WHAT THE TASK ASKS.
Check every line of the entries for "deutlich", and copy the lines that hold it.
+++ ENTRIES SHOWN +++
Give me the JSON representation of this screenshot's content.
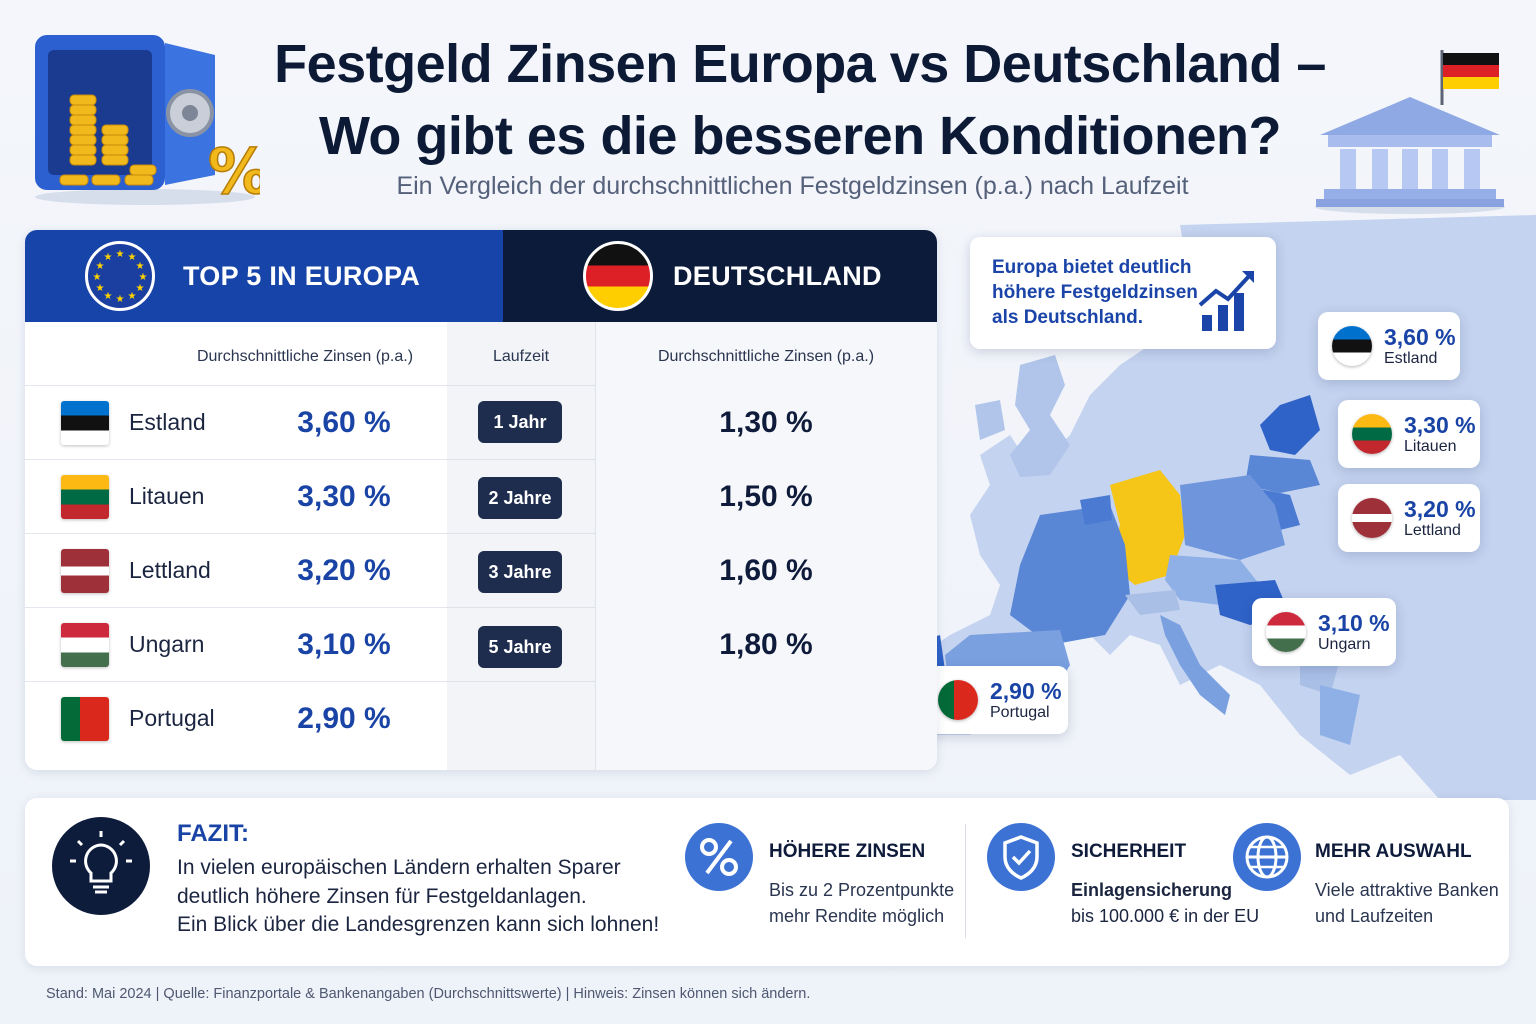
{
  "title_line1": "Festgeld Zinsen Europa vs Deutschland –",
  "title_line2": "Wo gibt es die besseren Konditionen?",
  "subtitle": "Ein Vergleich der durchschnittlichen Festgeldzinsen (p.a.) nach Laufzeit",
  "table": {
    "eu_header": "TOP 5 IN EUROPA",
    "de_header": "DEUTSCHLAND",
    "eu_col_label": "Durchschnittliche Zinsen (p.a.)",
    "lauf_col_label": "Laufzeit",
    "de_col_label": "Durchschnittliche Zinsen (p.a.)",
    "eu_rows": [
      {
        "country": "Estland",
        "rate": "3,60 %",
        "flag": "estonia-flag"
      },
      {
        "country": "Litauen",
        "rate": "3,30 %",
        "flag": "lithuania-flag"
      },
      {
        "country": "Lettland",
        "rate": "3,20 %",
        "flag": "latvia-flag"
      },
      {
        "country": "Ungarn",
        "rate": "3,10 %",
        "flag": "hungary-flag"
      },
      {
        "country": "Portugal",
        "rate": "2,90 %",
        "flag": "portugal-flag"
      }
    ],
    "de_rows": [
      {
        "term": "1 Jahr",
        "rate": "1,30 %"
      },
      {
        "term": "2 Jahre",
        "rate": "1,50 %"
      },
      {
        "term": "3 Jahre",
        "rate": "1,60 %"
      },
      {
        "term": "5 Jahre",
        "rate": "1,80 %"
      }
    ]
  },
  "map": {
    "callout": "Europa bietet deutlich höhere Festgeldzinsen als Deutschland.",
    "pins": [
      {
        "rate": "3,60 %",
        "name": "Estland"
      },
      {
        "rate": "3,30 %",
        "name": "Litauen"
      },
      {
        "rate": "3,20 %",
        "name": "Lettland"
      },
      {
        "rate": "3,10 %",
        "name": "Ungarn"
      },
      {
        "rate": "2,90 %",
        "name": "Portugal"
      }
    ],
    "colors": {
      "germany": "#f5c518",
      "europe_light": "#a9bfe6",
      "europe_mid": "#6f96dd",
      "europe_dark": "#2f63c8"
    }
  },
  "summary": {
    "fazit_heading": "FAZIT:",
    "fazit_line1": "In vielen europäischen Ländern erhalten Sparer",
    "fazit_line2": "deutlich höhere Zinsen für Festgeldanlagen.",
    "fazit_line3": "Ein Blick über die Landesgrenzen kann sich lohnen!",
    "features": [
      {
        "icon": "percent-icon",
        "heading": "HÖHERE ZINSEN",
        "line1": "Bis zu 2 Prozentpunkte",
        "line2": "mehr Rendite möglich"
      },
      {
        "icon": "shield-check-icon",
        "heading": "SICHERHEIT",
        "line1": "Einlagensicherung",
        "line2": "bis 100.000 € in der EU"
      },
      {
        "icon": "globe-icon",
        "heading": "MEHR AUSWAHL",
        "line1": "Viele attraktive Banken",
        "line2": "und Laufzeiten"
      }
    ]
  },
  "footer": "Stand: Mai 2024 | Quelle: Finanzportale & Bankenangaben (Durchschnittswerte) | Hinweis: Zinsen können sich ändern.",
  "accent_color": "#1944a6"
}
+++
+++ ENTRIES SHOWN +++
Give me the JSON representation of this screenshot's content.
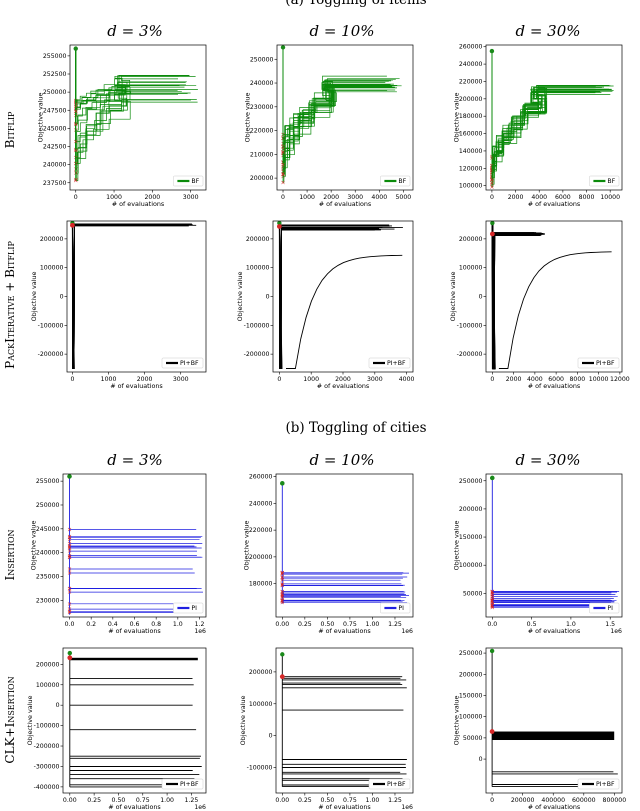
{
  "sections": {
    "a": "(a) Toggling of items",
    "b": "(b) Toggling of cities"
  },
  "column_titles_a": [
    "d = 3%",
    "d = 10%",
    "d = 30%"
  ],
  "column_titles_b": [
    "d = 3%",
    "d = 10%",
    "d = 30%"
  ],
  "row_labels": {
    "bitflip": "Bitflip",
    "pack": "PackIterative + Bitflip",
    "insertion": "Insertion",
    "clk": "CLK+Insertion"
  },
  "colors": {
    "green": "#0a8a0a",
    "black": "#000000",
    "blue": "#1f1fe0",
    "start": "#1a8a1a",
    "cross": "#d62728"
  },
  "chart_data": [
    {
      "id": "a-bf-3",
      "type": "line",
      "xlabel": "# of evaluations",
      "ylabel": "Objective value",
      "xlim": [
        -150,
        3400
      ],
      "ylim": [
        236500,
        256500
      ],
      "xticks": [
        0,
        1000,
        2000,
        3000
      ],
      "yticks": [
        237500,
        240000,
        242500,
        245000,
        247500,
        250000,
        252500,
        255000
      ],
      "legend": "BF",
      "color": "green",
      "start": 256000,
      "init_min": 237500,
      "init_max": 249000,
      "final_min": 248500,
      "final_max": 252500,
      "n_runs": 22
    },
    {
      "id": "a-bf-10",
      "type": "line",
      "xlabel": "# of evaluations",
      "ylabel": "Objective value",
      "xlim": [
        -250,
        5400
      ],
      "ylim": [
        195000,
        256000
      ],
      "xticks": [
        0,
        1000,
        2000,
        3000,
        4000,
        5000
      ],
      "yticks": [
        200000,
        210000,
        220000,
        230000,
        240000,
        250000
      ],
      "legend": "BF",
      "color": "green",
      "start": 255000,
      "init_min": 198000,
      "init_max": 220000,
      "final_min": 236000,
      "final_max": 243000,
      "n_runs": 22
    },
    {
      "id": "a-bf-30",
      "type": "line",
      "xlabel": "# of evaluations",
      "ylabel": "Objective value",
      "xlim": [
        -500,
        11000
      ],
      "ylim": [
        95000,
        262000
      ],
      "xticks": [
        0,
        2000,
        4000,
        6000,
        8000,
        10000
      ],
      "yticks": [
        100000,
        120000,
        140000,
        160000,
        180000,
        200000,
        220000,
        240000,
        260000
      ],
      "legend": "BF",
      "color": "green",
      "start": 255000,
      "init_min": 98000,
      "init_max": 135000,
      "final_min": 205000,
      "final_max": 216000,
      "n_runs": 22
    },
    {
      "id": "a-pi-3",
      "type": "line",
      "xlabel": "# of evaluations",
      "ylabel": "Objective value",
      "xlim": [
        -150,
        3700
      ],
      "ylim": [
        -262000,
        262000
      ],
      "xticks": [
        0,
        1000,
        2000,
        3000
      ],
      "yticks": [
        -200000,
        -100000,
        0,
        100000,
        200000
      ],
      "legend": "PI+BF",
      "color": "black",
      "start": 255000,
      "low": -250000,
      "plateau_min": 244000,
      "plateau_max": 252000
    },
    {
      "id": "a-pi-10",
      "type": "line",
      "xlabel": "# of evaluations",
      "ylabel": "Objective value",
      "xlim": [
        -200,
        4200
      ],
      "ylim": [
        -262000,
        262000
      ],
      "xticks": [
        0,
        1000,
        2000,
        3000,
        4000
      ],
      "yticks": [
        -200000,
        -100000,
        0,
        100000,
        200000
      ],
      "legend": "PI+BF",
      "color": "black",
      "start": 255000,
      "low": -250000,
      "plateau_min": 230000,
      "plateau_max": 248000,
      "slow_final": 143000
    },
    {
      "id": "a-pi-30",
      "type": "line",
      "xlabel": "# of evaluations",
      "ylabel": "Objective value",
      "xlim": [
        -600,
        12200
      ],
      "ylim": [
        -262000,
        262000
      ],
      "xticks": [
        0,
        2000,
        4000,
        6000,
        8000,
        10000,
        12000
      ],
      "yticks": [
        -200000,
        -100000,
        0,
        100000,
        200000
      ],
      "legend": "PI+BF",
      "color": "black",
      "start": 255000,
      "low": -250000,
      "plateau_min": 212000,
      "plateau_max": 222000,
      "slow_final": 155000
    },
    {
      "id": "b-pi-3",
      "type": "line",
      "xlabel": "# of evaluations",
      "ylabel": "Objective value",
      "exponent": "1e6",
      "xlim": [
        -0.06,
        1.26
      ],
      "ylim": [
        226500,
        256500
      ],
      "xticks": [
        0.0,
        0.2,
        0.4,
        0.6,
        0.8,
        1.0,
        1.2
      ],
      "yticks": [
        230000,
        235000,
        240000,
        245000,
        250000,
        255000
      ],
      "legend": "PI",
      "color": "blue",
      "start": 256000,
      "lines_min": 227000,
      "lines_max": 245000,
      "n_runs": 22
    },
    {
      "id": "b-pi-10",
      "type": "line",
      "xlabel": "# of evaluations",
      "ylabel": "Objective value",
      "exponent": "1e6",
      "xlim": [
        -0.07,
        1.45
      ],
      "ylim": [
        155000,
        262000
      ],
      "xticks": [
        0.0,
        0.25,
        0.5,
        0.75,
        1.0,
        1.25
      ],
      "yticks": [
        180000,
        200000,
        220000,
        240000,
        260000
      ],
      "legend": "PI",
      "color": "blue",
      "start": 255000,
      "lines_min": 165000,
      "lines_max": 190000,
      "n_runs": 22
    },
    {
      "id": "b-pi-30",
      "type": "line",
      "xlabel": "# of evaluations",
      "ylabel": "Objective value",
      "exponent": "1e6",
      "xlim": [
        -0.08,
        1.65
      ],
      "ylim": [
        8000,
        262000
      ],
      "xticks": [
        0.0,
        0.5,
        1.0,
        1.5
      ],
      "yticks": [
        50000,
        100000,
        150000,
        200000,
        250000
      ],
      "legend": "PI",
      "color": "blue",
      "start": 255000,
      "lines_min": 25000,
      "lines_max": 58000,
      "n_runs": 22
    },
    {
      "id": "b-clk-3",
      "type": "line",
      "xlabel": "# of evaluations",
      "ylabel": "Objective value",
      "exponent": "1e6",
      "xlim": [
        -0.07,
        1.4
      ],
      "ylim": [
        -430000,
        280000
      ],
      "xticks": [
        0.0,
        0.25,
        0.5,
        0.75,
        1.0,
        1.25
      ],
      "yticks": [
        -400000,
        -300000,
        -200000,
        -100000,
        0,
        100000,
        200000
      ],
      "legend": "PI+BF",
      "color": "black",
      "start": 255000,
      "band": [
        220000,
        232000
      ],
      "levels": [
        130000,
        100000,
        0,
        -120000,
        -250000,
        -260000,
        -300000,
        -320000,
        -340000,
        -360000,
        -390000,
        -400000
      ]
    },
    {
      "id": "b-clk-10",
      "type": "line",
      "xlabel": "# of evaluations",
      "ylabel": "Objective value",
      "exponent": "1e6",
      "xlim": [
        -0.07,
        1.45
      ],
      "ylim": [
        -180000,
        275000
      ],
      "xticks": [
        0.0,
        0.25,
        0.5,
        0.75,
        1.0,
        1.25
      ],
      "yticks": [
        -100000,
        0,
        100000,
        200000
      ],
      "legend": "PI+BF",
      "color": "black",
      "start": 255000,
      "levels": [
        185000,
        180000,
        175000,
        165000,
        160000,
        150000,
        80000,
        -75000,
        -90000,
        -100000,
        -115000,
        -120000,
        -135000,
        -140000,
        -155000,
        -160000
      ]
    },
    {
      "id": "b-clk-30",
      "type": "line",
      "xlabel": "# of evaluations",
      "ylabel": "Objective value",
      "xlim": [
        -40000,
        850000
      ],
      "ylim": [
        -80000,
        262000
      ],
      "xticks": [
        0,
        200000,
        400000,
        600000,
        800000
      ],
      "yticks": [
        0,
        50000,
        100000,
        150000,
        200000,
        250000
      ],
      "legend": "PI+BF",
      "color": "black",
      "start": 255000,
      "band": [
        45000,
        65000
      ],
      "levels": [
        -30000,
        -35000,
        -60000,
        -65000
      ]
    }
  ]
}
+++
EXERCISE RESULT.
    "callout": "Europa bietet deutlich höhere Festgeldzinsen als Deutschland.",
    "fazit_line2": "deutlich höhere Zinsen für Festgeldanlagen.",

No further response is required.